* _Problem_
Which lines in the records below contain the word "developed"? Copy each of them.

[START OF Records shown]

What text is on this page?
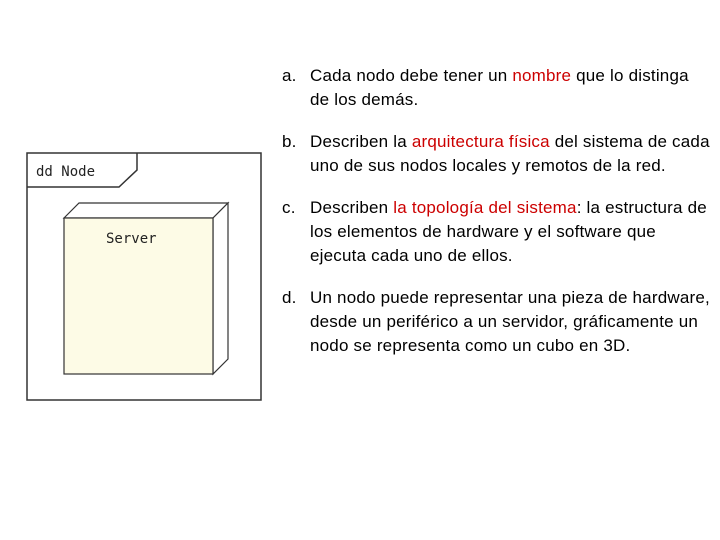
dd Node
Server
a. Cada nodo debe tener un nombre que lo distinga de los demás.
b. Describen la arquitectura física del sistema de cada uno de sus nodos locales y remotos de la red.
c. Describen la topología del sistema: la estructura de los elementos de hardware y el software que ejecuta cada uno de ellos.
d. Un nodo puede representar una pieza de hardware, desde un periférico a un servidor, gráficamente un nodo se representa como un cubo en 3D.
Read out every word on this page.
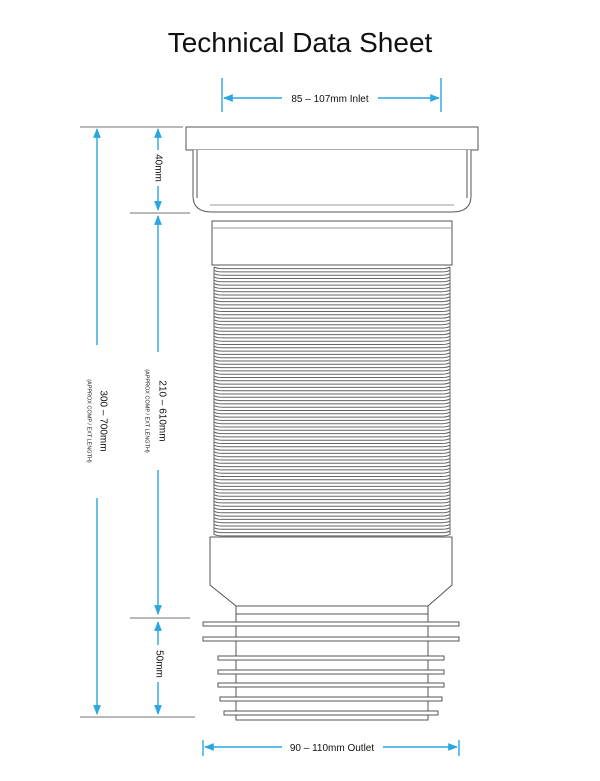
Technical Data Sheet
85 – 107mm Inlet
90 – 110mm Outlet
40mm
50mm
210 – 610mm
(APPROX COMP / EXT LENGTH)
300 – 700mm
(APPROX COMP / EXT LENGTH)
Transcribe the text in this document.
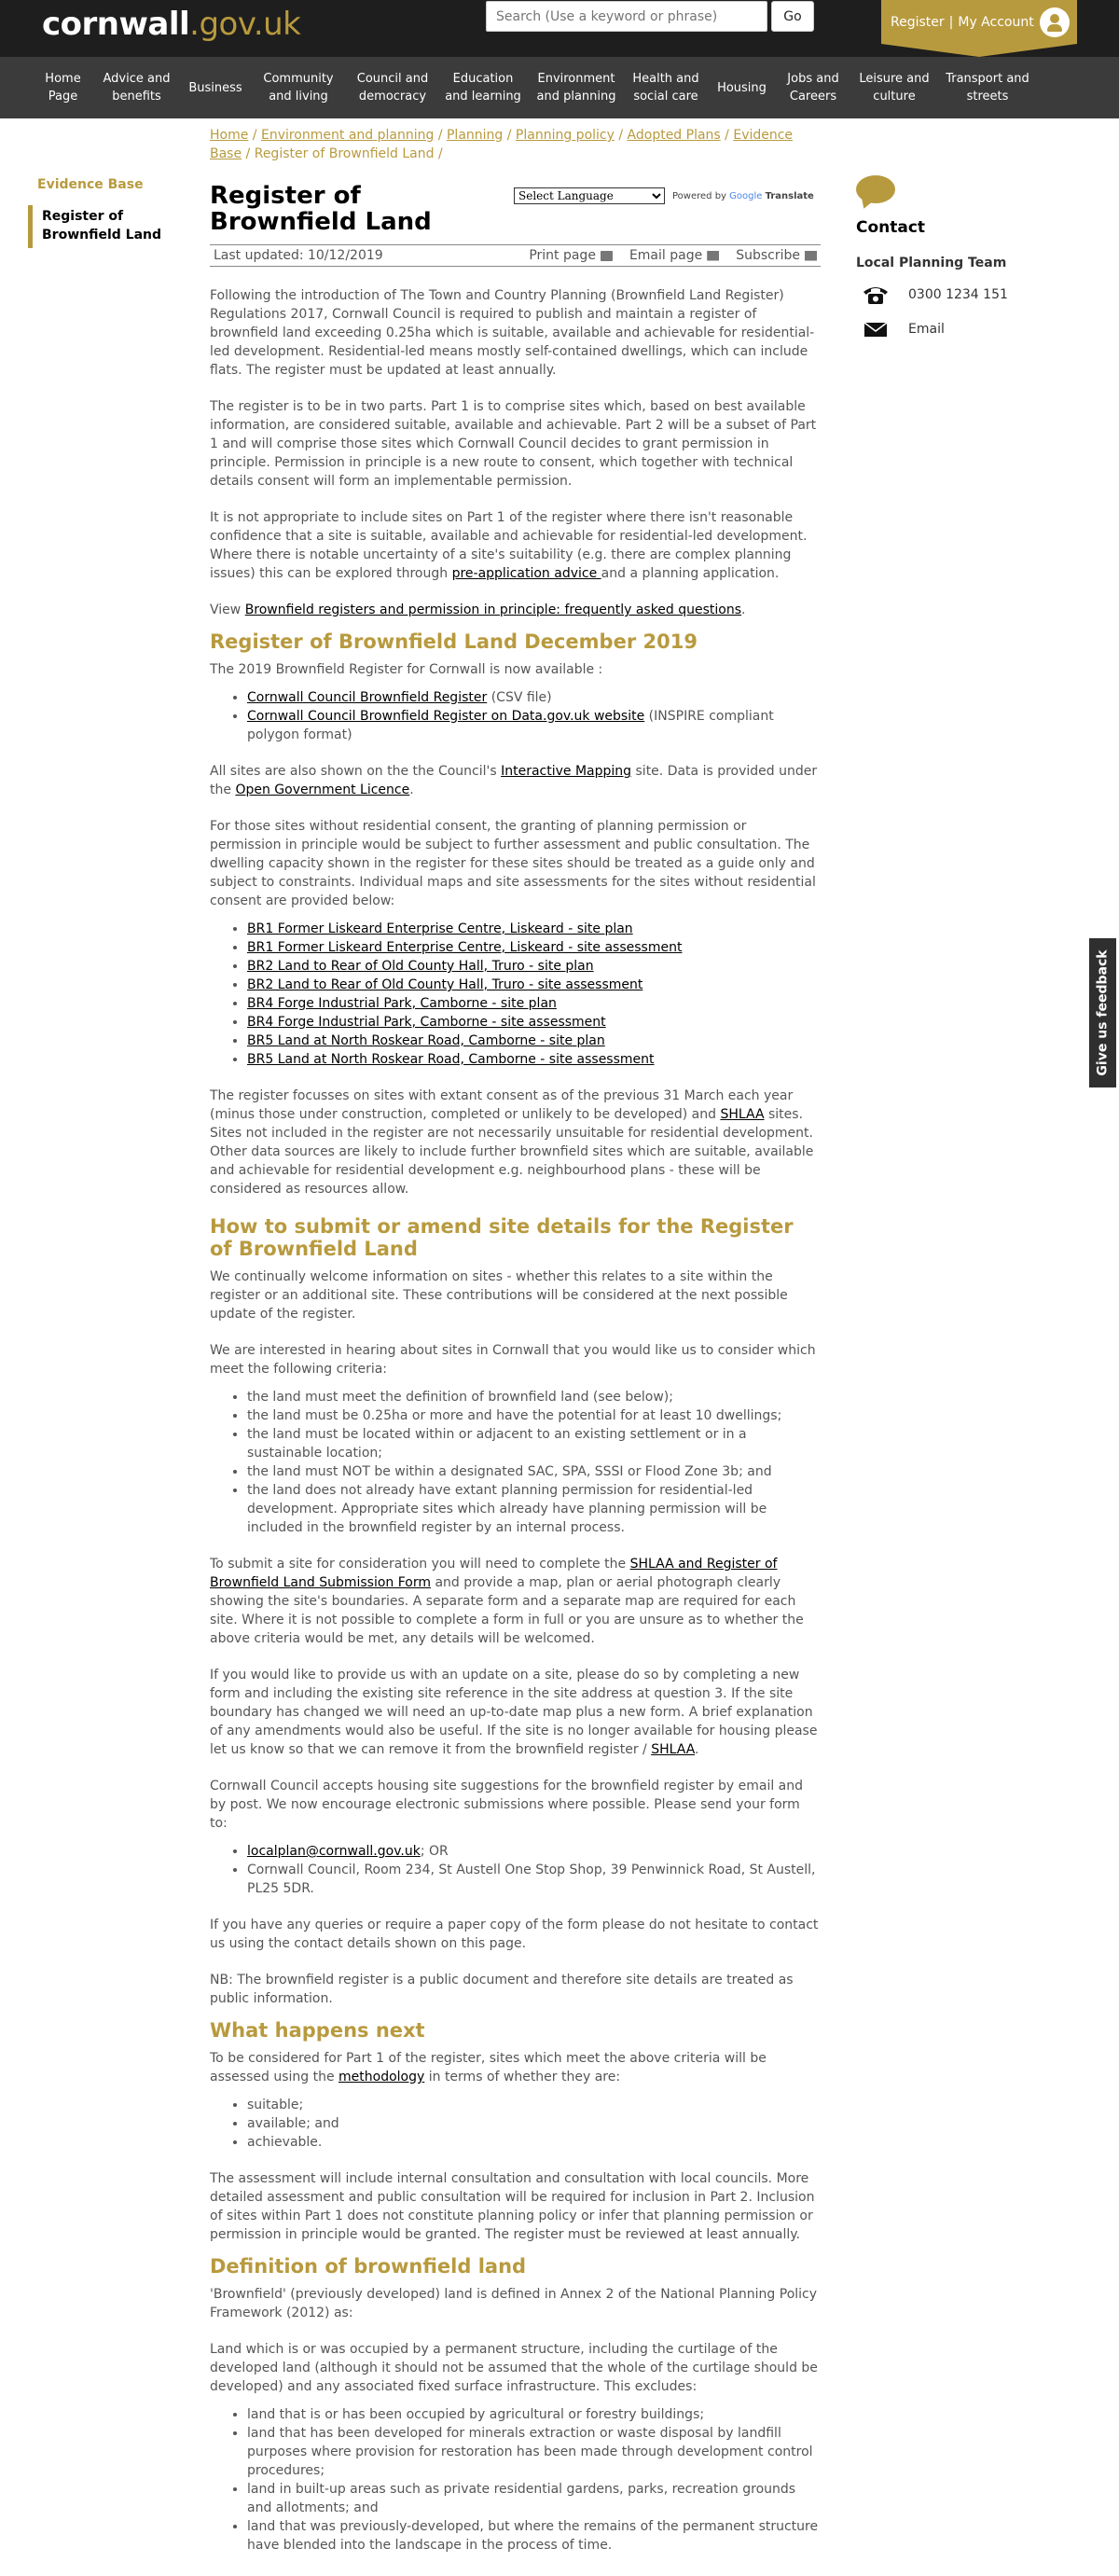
cornwall.gov.uk
Search (Use a keyword or phrase)	Go	Register | My Account
Home Page
Advice and benefits
Business
Community and living
Council and democracy
Education and learning
Environment and planning
Health and social care
Housing
Jobs and Careers
Leisure and culture
Transport and streets
Home / Environment and planning / Planning / Planning policy / Adopted Plans / Evidence Base / Register of Brownfield Land /
Evidence Base
Register of Brownfield Land
Register of Brownfield Land
Select Language
Powered by Google Translate
Last updated: 10/12/2019	Print page	Email page	Subscribe

Following the introduction of The Town and Country Planning (Brownfield Land Register) Regulations 2017, Cornwall Council is required to publish and maintain a register of brownfield land exceeding 0.25ha which is suitable, available and achievable for residential-led development. Residential-led means mostly self-contained dwellings, which can include flats. The register must be updated at least annually.

The register is to be in two parts. Part 1 is to comprise sites which, based on best available information, are considered suitable, available and achievable. Part 2 will be a subset of Part 1 and will comprise those sites which Cornwall Council decides to grant permission in principle. Permission in principle is a new route to consent, which together with technical details consent will form an implementable permission.

It is not appropriate to include sites on Part 1 of the register where there isn't reasonable confidence that a site is suitable, available and achievable for residential-led development. Where there is notable uncertainty of a site's suitability (e.g. there are complex planning issues) this can be explored through pre-application advice and a planning application.

View Brownfield registers and permission in principle: frequently asked questions.

Register of Brownfield Land December 2019

The 2019 Brownfield Register for Cornwall is now available :

• Cornwall Council Brownfield Register (CSV file)
• Cornwall Council Brownfield Register on Data.gov.uk website (INSPIRE compliant polygon format)

All sites are also shown on the the Council's Interactive Mapping site. Data is provided under the Open Government Licence.

For those sites without residential consent, the granting of planning permission or permission in principle would be subject to further assessment and public consultation. The dwelling capacity shown in the register for these sites should be treated as a guide only and subject to constraints. Individual maps and site assessments for the sites without residential consent are provided below:

• BR1 Former Liskeard Enterprise Centre, Liskeard - site plan
• BR1 Former Liskeard Enterprise Centre, Liskeard - site assessment
• BR2 Land to Rear of Old County Hall, Truro - site plan
• BR2 Land to Rear of Old County Hall, Truro - site assessment
• BR4 Forge Industrial Park, Camborne - site plan
• BR4 Forge Industrial Park, Camborne - site assessment
• BR5 Land at North Roskear Road, Camborne - site plan
• BR5 Land at North Roskear Road, Camborne - site assessment

The register focusses on sites with extant consent as of the previous 31 March each year (minus those under construction, completed or unlikely to be developed) and SHLAA sites. Sites not included in the register are not necessarily unsuitable for residential development. Other data sources are likely to include further brownfield sites which are suitable, available and achievable for residential development e.g. neighbourhood plans - these will be considered as resources allow.

How to submit or amend site details for the Register of Brownfield Land

We continually welcome information on sites - whether this relates to a site within the register or an additional site. These contributions will be considered at the next possible update of the register.

We are interested in hearing about sites in Cornwall that you would like us to consider which meet the following criteria:

• the land must meet the definition of brownfield land (see below);
• the land must be 0.25ha or more and have the potential for at least 10 dwellings;
• the land must be located within or adjacent to an existing settlement or in a sustainable location;
• the land must NOT be within a designated SAC, SPA, SSSI or Flood Zone 3b; and
• the land does not already have extant planning permission for residential-led development. Appropriate sites which already have planning permission will be included in the brownfield register by an internal process.

To submit a site for consideration you will need to complete the SHLAA and Register of Brownfield Land Submission Form and provide a map, plan or aerial photograph clearly showing the site's boundaries. A separate form and a separate map are required for each site. Where it is not possible to complete a form in full or you are unsure as to whether the above criteria would be met, any details will be welcomed.

If you would like to provide us with an update on a site, please do so by completing a new form and including the existing site reference in the site address at question 3. If the site boundary has changed we will need an up-to-date map plus a new form. A brief explanation of any amendments would also be useful. If the site is no longer available for housing please let us know so that we can remove it from the brownfield register / SHLAA.

Cornwall Council accepts housing site suggestions for the brownfield register by email and by post. We now encourage electronic submissions where possible. Please send your form to:

• localplan@cornwall.gov.uk; OR
• Cornwall Council, Room 234, St Austell One Stop Shop, 39 Penwinnick Road, St Austell, PL25 5DR.

If you have any queries or require a paper copy of the form please do not hesitate to contact us using the contact details shown on this page.

NB: The brownfield register is a public document and therefore site details are treated as public information.

What happens next

To be considered for Part 1 of the register, sites which meet the above criteria will be assessed using the methodology in terms of whether they are:

• suitable;
• available; and
• achievable.

The assessment will include internal consultation and consultation with local councils. More detailed assessment and public consultation will be required for inclusion in Part 2. Inclusion of sites within Part 1 does not constitute planning policy or infer that planning permission or permission in principle would be granted. The register must be reviewed at least annually.

Definition of brownfield land

'Brownfield' (previously developed) land is defined in Annex 2 of the National Planning Policy Framework (2012) as:

Land which is or was occupied by a permanent structure, including the curtilage of the developed land (although it should not be assumed that the whole of the curtilage should be developed) and any associated fixed surface infrastructure. This excludes:

• land that is or has been occupied by agricultural or forestry buildings;
• land that has been developed for minerals extraction or waste disposal by landfill purposes where provision for restoration has been made through development control procedures;
• land in built-up areas such as private residential gardens, parks, recreation grounds and allotments; and
• land that was previously-developed, but where the remains of the permanent structure have blended into the landscape in the process of time.
Contact
Local Planning Team
0300 1234 151
Email
Give us feedback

[END OF Records shown]

* _Solved problem_
The register focusses on sites with extant consent as of the previous 31 March each year (minus those under construction, completed or unlikely to be developed) and SHLAA sites. Sites not included in the register are not necessarily unsuitable for residential development. Other data sources are likely to include further brownfield sites which are suitable, available and achievable for residential development e.g. neighbourhood plans - these will be considered as resources allow.
'Brownfield' (previously developed) land is defined in Annex 2 of the National Planning Policy Framework (2012) as:
Land which is or was occupied by a permanent structure, including the curtilage of the developed land (although it should not be assumed that the whole of the curtilage should be developed) and any associated fixed surface infrastructure. This excludes:
• land that has been developed for minerals extraction or waste disposal by landfill purposes where provision for restoration has been made through development control procedures;
• land that was previously-developed, but where the remains of the permanent structure have blended into the landscape in the process of time.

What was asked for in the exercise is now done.